Whenever a line contains the string "diag", copy it out of the entries.

--- START OF TASK INPUTS ---

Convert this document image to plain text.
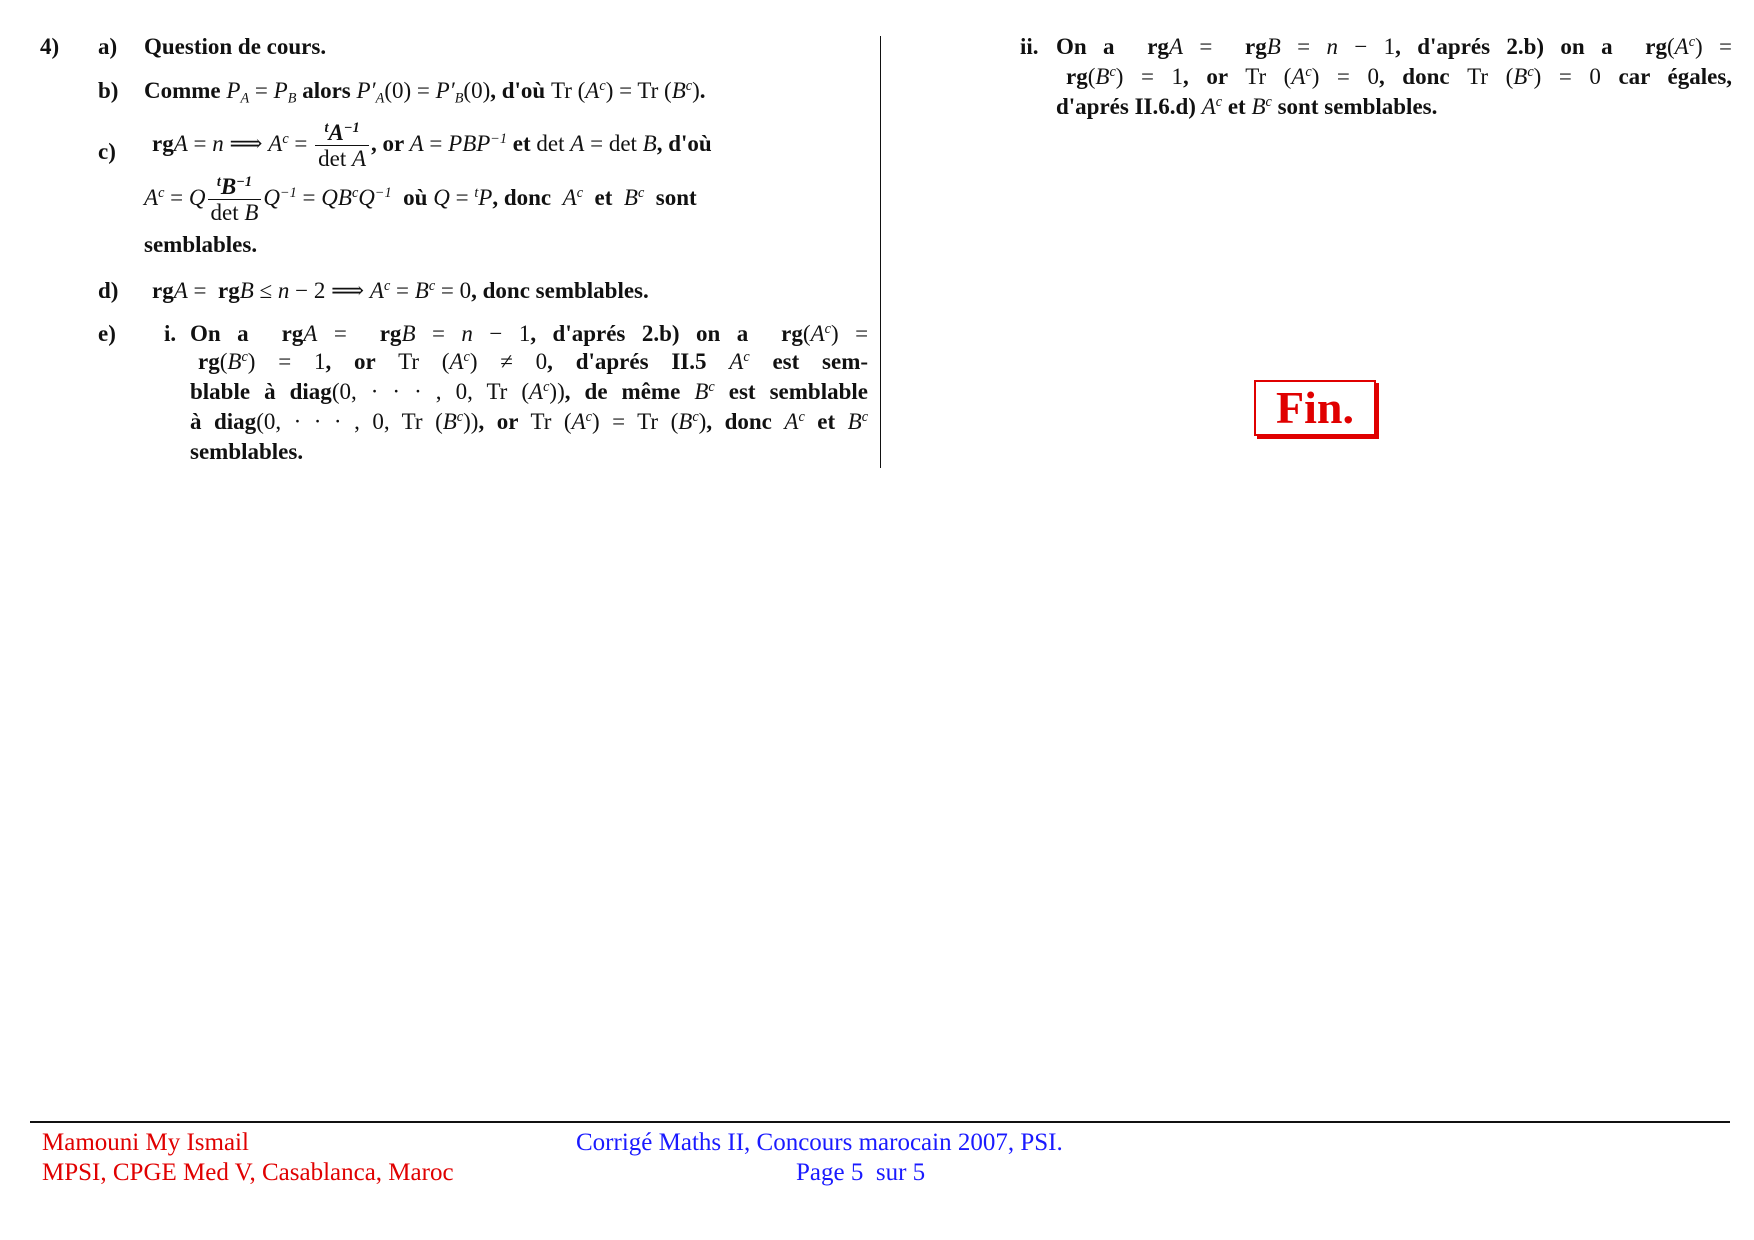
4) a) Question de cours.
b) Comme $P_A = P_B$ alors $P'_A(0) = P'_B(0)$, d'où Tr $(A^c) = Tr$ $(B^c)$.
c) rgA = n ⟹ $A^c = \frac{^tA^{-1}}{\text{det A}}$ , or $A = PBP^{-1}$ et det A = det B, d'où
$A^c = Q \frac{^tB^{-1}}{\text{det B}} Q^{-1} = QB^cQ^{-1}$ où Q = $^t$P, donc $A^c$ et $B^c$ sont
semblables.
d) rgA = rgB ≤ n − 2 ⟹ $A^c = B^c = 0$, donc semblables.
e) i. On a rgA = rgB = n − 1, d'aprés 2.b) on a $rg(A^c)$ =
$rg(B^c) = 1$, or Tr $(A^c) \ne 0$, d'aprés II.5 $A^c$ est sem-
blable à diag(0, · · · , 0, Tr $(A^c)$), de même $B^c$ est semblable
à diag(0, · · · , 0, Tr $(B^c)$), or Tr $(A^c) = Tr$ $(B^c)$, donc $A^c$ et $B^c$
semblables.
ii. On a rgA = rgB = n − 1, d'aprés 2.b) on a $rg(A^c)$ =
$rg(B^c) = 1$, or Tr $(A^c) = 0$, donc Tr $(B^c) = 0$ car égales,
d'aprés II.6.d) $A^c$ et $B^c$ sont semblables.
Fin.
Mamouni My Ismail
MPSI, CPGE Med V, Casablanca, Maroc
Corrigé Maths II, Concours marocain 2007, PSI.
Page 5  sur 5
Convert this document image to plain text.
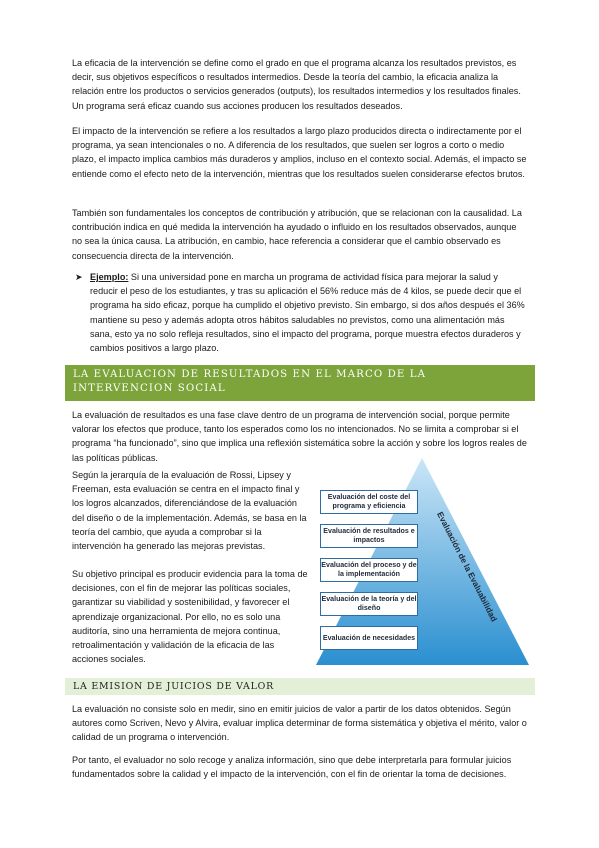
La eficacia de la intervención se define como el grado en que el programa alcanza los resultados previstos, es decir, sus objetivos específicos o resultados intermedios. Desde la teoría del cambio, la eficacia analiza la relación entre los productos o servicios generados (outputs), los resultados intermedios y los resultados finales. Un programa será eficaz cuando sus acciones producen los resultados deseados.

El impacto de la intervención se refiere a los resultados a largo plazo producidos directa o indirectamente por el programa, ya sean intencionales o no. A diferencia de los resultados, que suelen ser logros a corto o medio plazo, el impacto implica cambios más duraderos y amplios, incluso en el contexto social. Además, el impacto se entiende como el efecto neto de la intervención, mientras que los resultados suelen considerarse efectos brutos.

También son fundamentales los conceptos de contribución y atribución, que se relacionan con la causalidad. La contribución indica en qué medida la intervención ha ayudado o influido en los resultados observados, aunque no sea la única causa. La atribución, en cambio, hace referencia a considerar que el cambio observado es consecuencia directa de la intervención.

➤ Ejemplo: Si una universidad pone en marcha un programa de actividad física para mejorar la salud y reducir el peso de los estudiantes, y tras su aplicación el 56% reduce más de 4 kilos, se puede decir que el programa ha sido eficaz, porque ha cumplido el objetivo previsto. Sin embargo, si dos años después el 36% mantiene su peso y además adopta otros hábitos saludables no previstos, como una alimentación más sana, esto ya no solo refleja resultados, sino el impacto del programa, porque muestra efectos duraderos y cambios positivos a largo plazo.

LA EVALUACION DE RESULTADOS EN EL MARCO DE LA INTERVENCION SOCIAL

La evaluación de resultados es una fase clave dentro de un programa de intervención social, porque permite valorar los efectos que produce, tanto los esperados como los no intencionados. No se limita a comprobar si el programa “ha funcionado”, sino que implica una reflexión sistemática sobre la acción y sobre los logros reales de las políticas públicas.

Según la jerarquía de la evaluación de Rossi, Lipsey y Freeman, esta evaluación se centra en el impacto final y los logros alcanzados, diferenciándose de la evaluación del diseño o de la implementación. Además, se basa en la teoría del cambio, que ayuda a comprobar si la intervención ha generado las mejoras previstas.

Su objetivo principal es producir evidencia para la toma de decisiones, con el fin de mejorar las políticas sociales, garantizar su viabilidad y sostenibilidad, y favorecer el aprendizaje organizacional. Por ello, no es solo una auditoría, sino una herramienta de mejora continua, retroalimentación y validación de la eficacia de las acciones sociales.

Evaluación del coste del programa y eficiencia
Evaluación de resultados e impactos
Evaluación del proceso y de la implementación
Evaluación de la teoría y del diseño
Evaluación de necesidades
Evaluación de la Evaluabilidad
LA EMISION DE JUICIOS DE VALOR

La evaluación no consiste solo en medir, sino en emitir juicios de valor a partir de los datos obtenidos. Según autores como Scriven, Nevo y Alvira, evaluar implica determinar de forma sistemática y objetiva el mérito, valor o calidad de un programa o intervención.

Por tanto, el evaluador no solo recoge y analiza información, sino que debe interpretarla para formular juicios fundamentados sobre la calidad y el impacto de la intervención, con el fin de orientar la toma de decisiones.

--- END OF TASK INPUTS ---

> **EXERCISE SOLUTION**:
blable à diag(0, · · · , 0, Tr $(A^c)$), de même $B^c$ est semblable
à diag(0, · · · , 0, Tr $(B^c)$), or Tr $(A^c) = Tr$ $(B^c)$, donc $A^c$ et $B^c$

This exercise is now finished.